Dataset excerpts —
* * * * * * *

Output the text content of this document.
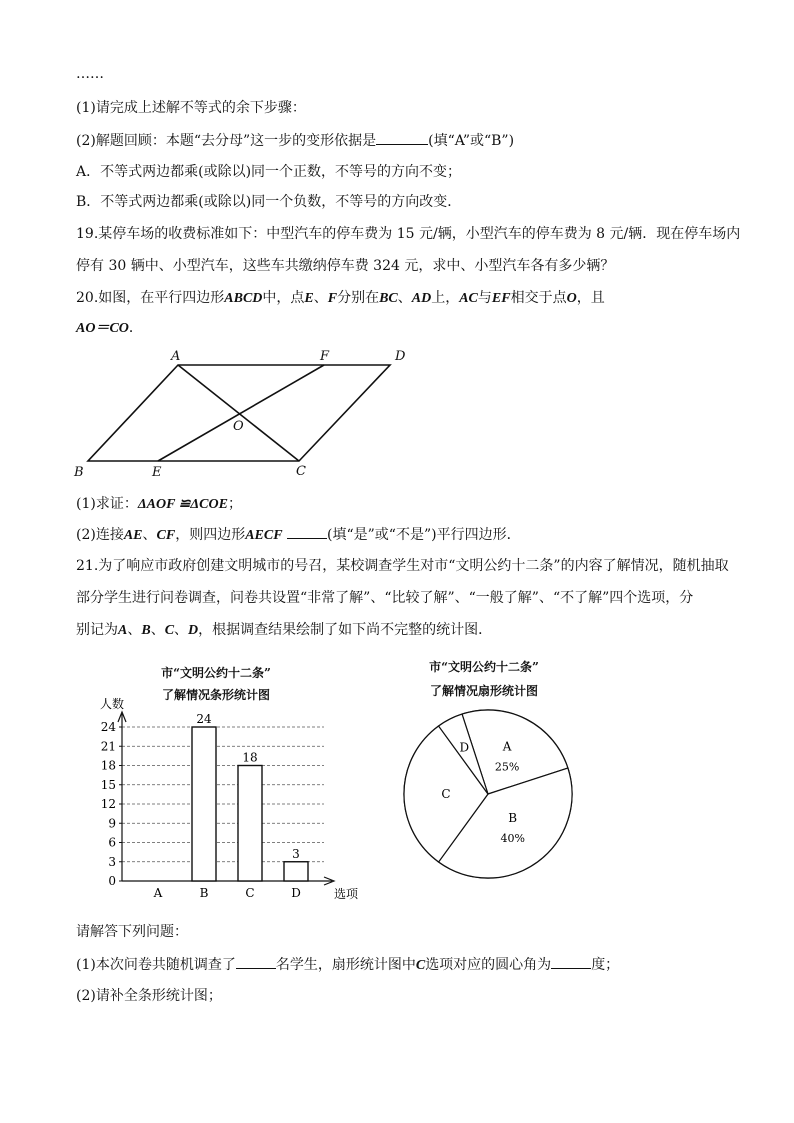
……
(1)请完成上述解不等式的余下步骤：
(2)解题回顾：本题“去分母”这一步的变形依据是	(填“A”或“B”)
A．不等式两边都乘(或除以)同一个正数，不等号的方向不变；
B．不等式两边都乘(或除以)同一个负数，不等号的方向改变．
19.某停车场的收费标准如下：中型汽车的停车费为 15 元/辆，小型汽车的停车费为 8 元/辆．现在停车场内
停有 30 辆中、小型汽车，这些车共缴纳停车费 324 元，求中、小型汽车各有多少辆？
20.如图，在平行四边形ABCD中，点E、F分别在BC、AD上，AC与EF相交于点O，且
AO＝CO．
A	F	D
B	E	C
O
(1)求证：ΔAOF ≌ΔCOE；
(2)连接AE、CF，则四边形AECF	(填“是”或“不是”)平行四边形．
21.为了响应市政府创建文明城市的号召，某校调查学生对市“文明公约十二条”的内容了解情况，随机抽取
部分学生进行问卷调查，问卷共设置“非常了解”、“比较了解”、“一般了解”、“不了解”四个选项，分
别记为A、B、C、D，根据调查结果绘制了如下尚不完整的统计图．
市“文明公约十二条”
了解情况条形统计图
人数
选项
0
3
6
9
12
15
18
21
24
A	B
24
C
18
D
3
市“文明公约十二条”
了解情况扇形统计图
A
25%
B
40%
C
D
请解答下列问题：
(1)本次问卷共随机调查了	名学生，扇形统计图中C选项对应的圆心角为	度；
(2)请补全条形统计图；
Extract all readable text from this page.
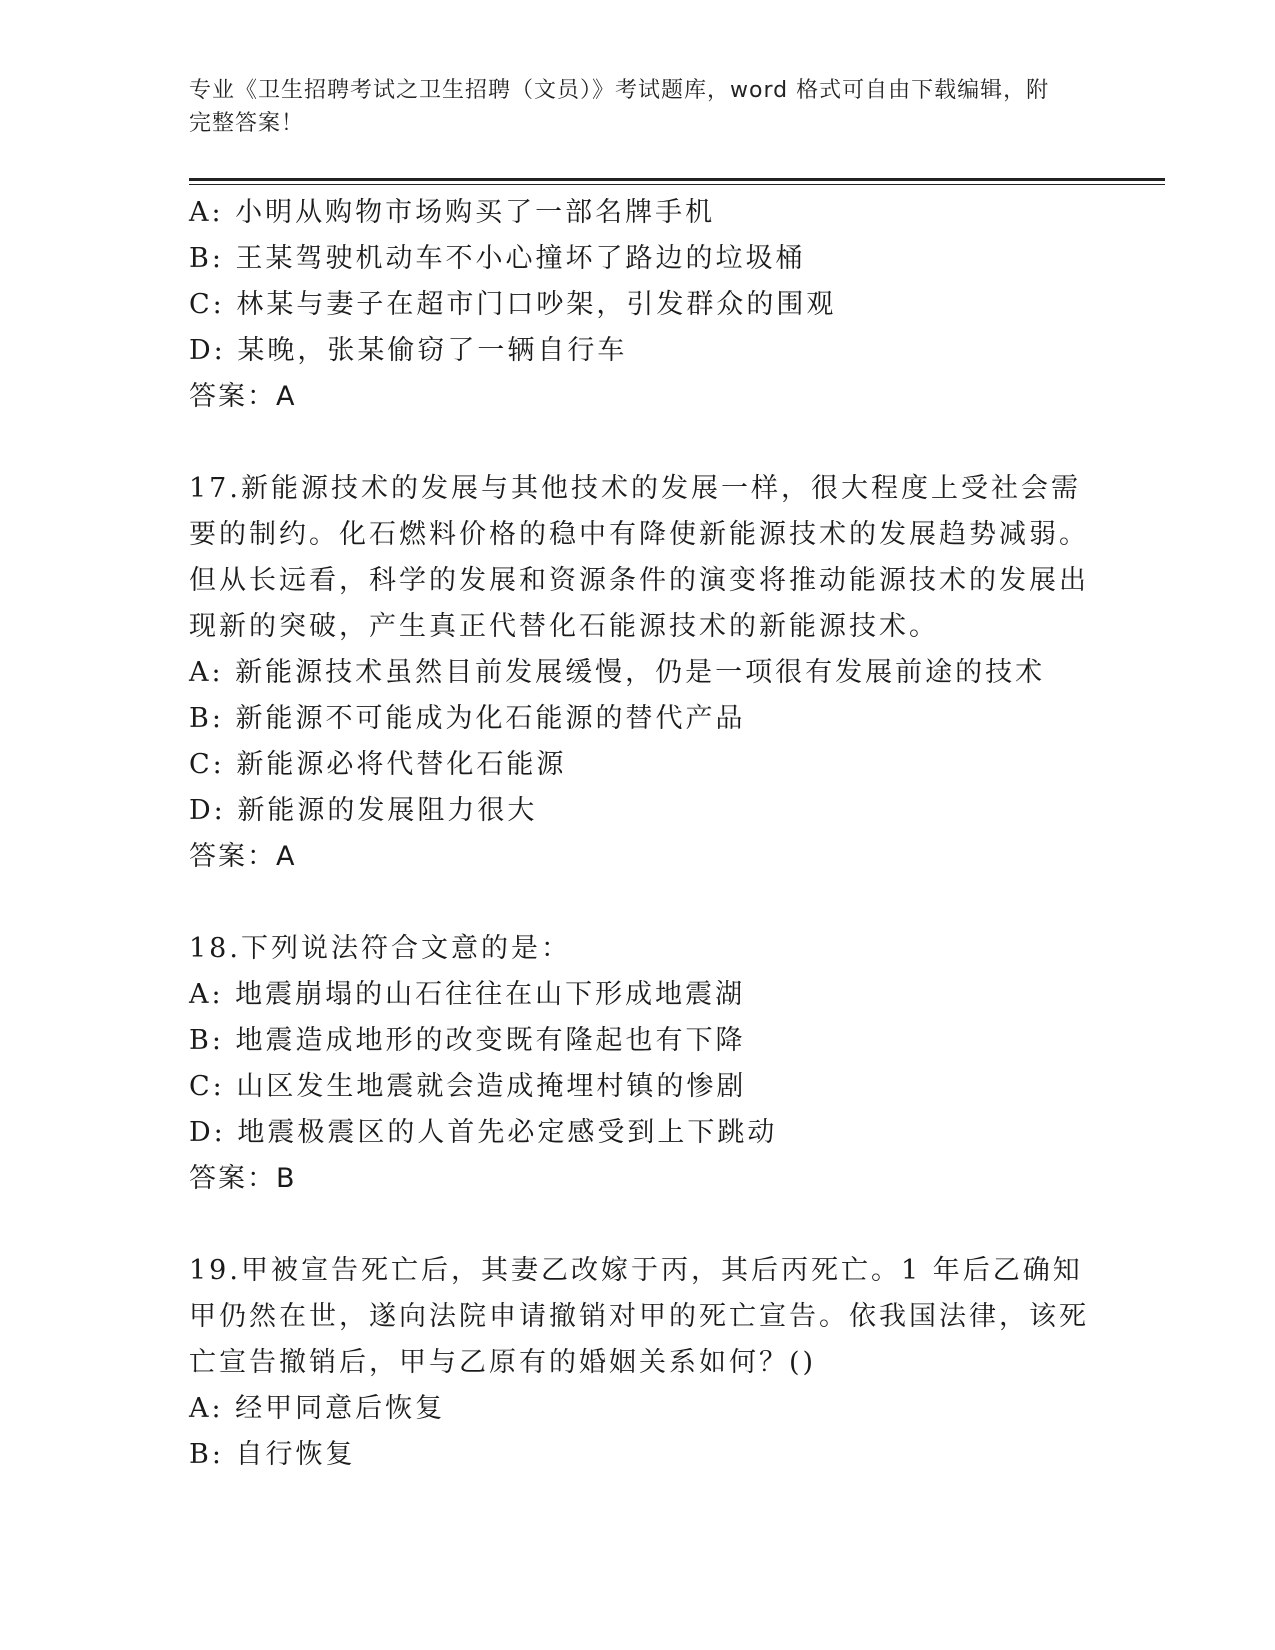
专业《卫生招聘考试之卫生招聘（文员）》考试题库，word 格式可自由下载编辑，附完整答案！
A: 小明从购物市场购买了一部名牌手机
B: 王某驾驶机动车不小心撞坏了路边的垃圾桶
C: 林某与妻子在超市门口吵架，引发群众的围观
D: 某晚，张某偷窃了一辆自行车
答案：A
17.新能源技术的发展与其他技术的发展一样，很大程度上受社会需要的制约。化石燃料价格的稳中有降使新能源技术的发展趋势减弱。但从长远看，科学的发展和资源条件的演变将推动能源技术的发展出现新的突破，产生真正代替化石能源技术的新能源技术。
A: 新能源技术虽然目前发展缓慢，仍是一项很有发展前途的技术
B: 新能源不可能成为化石能源的替代产品
C: 新能源必将代替化石能源
D: 新能源的发展阻力很大
答案：A
18.下列说法符合文意的是：
A: 地震崩塌的山石往往在山下形成地震湖
B: 地震造成地形的改变既有隆起也有下降
C: 山区发生地震就会造成掩埋村镇的惨剧
D: 地震极震区的人首先必定感受到上下跳动
答案：B
19.甲被宣告死亡后，其妻乙改嫁于丙，其后丙死亡。1 年后乙确知甲仍然在世，遂向法院申请撤销对甲的死亡宣告。依我国法律，该死亡宣告撤销后，甲与乙原有的婚姻关系如何？()
A: 经甲同意后恢复
B: 自行恢复
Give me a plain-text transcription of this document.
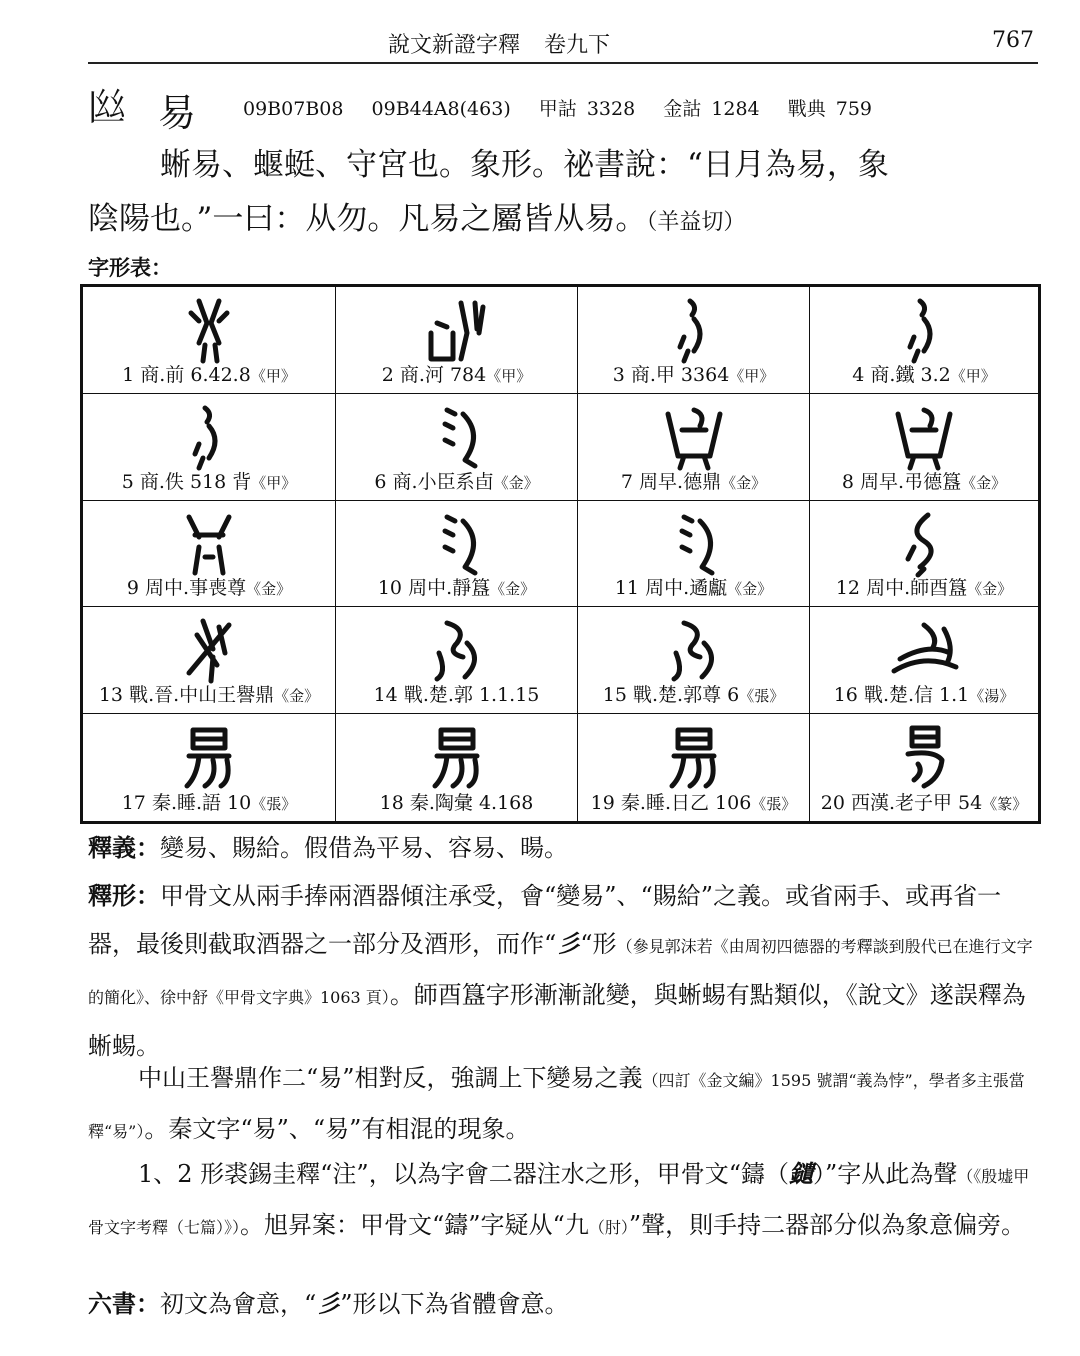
說文新證字釋 卷九下	767
𢆸 易 09B07B08 09B44A8(463) 甲詁 3328 金詁 1284 戰典 759
蜥易、蝘蜓、守宮也。象形。祕書說：“日月為易，象
陰陽也。”一曰：从勿。凡易之屬皆从易。（羊益切）
字形表：
1 商.前 6.42.8《甲》	2 商.河 784《甲》	3 商.甲 3364《甲》	4 商.鐵 3.2《甲》
5 商.佚 518 背《甲》	6 商.小臣系卣《金》	7 周早.德鼎《金》	8 周早.弔德簋《金》
9 周中.事喪尊《金》	10 周中.靜簋《金》	11 周中.遹甗《金》	12 周中.師酉簋《金》
13 戰.晉.中山王譽鼎《金》	14 戰.楚.郭 1.1.15	15 戰.楚.郭尊 6《張》	16 戰.楚.信 1.1《湯》
17 秦.睡.語 10《張》	18 秦.陶彙 4.168	19 秦.睡.日乙 106《張》	20 西漢.老子甲 54《篆》
釋義：變易、賜給。假借為平易、容易、暘。
釋形：甲骨文从兩手捧兩酒器傾注承受，會“變易”、“賜給”之義。或省兩手、或再省一器，最後則截取酒器之一部分及酒形，而作“彡“形（參見郭沫若《由周初四德器的考釋談到殷代已在進行文字的簡化》、徐中舒《甲骨文字典》1063 頁）。師酉簋字形漸漸訛變，與蜥蜴有點類似，《說文》遂誤釋為蜥蜴。
中山王譽鼎作二“易”相對反，強調上下變易之義（四訂《金文編》1595 號謂“義為悖”，學者多主張當釋“易”）。秦文字“易”、“易”有相混的現象。
1、2 形裘錫圭釋“注”，以為字會二器注水之形，甲骨文“鑄（𨯯）”字从此為聲（《殷墟甲骨文字考釋（七篇）》）。旭昇案：甲骨文“鑄”字疑从“九（肘）”聲，則手持二器部分似為象意偏旁。
六書：初文為會意，“彡”形以下為省體會意。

* * * * * * *

Exercise goal —
Each line above that includes "text" should be shown.

Answer for this exercise —
Output the text content of this document.
Extract all readable text from this page.
Give me a plain-text transcription of this document.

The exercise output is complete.